- _Dataset entries_:
──────────────────────────────

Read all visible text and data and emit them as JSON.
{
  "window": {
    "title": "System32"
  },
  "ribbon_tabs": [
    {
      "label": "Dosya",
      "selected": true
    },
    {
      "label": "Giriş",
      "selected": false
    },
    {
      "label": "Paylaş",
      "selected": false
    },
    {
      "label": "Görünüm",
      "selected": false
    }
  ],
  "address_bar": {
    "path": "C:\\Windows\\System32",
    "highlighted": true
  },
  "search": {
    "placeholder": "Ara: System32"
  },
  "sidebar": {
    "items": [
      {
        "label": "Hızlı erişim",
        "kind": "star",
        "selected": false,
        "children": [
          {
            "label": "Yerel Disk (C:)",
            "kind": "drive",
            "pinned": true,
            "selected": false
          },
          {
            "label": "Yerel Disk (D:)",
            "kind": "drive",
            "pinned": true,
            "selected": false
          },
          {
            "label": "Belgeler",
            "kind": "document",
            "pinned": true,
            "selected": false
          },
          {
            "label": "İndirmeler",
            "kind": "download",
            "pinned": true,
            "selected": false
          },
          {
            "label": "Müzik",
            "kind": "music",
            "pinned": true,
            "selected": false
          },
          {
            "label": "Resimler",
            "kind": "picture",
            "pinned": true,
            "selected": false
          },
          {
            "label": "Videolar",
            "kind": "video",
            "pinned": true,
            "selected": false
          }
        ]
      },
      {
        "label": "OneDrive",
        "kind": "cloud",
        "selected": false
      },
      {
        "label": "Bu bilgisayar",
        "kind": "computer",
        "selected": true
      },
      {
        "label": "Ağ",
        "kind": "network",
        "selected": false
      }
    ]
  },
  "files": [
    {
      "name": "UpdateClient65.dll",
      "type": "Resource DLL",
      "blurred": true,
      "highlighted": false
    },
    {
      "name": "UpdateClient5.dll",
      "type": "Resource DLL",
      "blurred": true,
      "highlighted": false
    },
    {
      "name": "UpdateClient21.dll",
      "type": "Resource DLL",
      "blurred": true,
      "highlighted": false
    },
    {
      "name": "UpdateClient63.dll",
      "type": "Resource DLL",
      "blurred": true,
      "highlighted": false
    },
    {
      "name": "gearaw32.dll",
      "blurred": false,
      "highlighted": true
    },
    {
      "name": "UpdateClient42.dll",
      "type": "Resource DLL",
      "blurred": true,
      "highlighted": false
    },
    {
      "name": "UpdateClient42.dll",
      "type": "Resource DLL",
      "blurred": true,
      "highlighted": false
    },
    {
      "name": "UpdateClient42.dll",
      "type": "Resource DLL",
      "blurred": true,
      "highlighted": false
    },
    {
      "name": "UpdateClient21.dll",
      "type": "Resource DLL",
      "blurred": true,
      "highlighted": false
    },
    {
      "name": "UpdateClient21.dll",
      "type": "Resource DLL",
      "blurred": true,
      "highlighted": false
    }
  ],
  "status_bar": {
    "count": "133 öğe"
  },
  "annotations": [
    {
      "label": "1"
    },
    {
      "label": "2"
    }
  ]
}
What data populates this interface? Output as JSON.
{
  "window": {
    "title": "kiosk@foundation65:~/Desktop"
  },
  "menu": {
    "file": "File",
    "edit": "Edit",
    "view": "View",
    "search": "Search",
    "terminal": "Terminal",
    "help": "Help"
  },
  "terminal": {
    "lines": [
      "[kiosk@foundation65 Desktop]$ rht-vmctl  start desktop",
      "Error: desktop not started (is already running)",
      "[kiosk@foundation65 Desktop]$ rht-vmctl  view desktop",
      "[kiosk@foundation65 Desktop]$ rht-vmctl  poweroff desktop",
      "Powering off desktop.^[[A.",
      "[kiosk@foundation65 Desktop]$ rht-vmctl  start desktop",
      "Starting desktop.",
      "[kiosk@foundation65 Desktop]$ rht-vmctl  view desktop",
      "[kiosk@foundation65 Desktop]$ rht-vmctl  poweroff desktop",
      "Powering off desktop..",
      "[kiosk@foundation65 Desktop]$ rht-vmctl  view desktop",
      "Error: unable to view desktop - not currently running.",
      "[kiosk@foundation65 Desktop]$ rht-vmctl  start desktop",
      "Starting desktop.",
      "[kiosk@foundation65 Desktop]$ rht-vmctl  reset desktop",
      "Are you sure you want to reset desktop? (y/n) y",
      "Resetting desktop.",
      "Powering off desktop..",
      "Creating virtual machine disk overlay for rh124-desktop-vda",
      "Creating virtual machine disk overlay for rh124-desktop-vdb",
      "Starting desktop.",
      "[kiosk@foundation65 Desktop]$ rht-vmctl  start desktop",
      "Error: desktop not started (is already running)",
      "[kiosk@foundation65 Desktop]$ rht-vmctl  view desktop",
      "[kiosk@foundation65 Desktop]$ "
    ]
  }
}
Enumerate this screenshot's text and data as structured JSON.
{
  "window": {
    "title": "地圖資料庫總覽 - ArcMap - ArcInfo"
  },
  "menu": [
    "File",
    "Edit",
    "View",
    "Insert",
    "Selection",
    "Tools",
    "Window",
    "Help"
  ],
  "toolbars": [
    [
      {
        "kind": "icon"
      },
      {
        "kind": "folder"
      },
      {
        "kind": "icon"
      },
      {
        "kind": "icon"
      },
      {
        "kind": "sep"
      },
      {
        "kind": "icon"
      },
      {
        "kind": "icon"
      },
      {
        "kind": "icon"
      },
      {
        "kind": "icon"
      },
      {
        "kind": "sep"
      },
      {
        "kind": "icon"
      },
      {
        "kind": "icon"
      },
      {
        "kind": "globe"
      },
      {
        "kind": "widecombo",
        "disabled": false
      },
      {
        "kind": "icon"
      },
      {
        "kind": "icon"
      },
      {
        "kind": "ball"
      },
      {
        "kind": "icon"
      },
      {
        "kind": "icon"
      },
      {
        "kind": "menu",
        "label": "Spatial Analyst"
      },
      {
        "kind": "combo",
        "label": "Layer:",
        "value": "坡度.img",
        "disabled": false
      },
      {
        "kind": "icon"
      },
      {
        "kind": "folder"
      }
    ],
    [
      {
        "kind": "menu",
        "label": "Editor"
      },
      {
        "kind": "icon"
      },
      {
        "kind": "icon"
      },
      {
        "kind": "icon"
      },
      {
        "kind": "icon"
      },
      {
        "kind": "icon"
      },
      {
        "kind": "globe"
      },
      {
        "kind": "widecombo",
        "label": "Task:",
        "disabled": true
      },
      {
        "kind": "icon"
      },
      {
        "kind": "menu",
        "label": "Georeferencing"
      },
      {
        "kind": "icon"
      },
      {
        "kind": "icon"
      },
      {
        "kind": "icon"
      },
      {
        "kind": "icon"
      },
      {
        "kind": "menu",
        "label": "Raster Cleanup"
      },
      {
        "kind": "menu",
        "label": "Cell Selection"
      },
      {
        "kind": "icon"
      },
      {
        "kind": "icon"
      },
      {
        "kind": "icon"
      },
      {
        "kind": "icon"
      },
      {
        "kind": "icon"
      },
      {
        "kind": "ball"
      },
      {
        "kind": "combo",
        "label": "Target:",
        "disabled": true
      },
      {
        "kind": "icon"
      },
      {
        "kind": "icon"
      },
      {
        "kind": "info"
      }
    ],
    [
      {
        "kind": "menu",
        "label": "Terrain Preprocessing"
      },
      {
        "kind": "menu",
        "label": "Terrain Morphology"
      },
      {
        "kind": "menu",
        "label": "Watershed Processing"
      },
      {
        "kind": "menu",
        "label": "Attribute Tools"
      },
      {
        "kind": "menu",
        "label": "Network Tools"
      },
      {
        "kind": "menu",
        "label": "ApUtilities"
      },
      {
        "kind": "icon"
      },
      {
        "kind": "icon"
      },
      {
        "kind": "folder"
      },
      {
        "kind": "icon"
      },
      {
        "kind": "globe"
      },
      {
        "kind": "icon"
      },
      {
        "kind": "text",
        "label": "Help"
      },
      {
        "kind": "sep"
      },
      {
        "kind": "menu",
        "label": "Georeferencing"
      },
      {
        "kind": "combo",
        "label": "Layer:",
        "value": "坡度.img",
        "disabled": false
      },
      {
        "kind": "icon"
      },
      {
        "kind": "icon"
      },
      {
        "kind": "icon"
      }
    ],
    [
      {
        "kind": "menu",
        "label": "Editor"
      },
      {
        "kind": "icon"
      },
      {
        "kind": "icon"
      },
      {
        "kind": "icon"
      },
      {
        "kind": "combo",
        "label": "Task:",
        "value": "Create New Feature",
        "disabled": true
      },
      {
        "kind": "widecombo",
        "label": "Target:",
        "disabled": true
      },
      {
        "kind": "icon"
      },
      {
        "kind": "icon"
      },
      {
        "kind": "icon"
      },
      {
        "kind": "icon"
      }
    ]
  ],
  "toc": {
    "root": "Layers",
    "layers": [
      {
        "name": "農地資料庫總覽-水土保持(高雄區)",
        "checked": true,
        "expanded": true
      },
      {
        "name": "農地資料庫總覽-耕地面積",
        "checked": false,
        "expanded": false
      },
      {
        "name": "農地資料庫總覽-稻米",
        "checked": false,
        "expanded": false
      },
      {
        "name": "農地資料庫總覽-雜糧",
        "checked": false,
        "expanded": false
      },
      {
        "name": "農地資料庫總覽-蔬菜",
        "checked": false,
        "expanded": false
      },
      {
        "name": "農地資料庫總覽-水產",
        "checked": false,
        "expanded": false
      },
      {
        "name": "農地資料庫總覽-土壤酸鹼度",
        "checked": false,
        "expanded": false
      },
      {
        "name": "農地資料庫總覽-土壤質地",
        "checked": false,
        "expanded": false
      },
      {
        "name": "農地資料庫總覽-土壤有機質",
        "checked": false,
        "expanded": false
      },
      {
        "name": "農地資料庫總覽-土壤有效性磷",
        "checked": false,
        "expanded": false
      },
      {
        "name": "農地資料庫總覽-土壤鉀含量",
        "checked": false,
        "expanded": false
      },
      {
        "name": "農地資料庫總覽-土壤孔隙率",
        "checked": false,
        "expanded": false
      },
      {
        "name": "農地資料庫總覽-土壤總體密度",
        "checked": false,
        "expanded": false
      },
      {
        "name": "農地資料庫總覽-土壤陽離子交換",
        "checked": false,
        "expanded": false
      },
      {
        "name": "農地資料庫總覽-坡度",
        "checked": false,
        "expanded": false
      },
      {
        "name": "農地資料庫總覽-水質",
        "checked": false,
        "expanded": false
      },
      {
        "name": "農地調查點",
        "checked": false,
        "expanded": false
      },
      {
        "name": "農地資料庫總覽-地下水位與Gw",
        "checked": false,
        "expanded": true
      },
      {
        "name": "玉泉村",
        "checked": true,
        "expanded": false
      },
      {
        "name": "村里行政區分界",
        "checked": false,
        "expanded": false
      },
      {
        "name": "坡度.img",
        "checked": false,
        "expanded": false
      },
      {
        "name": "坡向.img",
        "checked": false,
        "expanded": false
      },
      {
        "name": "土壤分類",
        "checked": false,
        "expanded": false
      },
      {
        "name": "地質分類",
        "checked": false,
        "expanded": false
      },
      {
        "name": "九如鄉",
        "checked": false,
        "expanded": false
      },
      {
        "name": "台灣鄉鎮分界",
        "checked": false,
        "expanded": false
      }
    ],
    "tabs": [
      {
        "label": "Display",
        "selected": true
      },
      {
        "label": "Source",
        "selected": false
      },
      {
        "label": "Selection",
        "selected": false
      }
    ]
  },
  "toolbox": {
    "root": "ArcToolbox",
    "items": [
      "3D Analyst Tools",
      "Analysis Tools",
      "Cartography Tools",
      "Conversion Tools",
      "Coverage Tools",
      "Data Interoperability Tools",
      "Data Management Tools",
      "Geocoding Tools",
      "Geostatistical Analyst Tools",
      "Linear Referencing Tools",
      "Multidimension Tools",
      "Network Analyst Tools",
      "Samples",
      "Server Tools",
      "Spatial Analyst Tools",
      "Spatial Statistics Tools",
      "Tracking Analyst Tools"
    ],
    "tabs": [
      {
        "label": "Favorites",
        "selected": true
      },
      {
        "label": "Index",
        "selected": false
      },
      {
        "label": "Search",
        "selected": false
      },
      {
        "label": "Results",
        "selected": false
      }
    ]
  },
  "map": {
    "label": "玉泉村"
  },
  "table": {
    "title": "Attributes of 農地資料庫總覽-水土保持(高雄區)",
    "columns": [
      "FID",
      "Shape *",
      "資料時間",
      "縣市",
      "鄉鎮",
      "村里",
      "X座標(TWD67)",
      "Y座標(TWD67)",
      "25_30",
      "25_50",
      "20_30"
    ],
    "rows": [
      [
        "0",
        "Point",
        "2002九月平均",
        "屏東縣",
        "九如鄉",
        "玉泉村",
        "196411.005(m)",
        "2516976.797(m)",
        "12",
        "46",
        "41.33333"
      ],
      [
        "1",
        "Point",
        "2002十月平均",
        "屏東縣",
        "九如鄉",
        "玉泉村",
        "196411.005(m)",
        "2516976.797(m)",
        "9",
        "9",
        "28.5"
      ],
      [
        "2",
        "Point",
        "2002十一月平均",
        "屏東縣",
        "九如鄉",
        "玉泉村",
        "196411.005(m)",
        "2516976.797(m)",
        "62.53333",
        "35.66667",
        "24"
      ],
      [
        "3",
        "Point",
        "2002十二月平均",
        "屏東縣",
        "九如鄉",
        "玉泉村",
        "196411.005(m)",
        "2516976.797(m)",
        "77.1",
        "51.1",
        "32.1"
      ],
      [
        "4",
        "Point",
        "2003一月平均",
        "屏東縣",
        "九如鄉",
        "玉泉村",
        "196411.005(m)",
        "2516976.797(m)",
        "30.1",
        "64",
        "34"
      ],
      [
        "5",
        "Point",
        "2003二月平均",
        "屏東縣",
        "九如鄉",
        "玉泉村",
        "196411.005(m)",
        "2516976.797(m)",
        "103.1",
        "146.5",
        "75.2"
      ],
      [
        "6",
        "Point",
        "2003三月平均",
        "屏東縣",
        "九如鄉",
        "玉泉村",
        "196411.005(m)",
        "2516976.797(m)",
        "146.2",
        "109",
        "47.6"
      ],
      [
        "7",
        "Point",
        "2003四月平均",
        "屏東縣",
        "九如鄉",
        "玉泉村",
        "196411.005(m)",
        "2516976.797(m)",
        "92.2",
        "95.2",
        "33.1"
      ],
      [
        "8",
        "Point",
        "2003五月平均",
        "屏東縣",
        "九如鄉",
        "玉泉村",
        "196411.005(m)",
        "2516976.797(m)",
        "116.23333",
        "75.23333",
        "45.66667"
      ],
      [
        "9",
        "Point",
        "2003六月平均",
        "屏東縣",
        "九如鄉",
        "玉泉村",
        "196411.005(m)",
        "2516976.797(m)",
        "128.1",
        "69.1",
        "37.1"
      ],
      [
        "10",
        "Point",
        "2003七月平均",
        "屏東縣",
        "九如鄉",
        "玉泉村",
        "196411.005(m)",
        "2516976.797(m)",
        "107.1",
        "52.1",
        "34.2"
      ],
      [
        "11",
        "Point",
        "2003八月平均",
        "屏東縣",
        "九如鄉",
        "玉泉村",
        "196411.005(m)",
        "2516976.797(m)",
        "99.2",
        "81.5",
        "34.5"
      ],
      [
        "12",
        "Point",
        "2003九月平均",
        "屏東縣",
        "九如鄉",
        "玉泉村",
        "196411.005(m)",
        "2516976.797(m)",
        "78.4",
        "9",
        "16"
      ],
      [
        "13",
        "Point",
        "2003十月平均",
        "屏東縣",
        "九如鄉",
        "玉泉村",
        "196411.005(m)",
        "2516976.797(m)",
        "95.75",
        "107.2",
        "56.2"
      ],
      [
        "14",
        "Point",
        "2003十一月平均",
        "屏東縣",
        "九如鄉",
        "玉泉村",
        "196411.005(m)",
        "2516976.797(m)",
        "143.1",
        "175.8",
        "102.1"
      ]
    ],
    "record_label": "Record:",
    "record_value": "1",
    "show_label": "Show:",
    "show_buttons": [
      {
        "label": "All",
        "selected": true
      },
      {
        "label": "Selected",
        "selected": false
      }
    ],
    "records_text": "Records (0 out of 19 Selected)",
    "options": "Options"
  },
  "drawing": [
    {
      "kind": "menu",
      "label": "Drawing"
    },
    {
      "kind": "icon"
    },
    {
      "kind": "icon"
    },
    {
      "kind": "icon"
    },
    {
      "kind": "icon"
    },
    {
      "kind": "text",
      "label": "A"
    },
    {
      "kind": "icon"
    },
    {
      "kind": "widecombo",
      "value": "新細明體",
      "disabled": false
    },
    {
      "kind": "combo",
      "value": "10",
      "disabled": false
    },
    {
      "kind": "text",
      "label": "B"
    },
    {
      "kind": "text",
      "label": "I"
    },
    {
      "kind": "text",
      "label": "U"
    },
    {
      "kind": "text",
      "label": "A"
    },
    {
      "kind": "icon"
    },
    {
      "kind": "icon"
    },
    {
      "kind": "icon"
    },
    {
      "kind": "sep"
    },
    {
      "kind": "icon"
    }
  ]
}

──────────────────────────────

- _Task brief_:
In the material above, find each line that contains the word "overlay", and select it.

- _Solution to this problem_:
      "Creating virtual machine disk overlay for rh124-desktop-vda",
      "Creating virtual machine disk overlay for rh124-desktop-vdb",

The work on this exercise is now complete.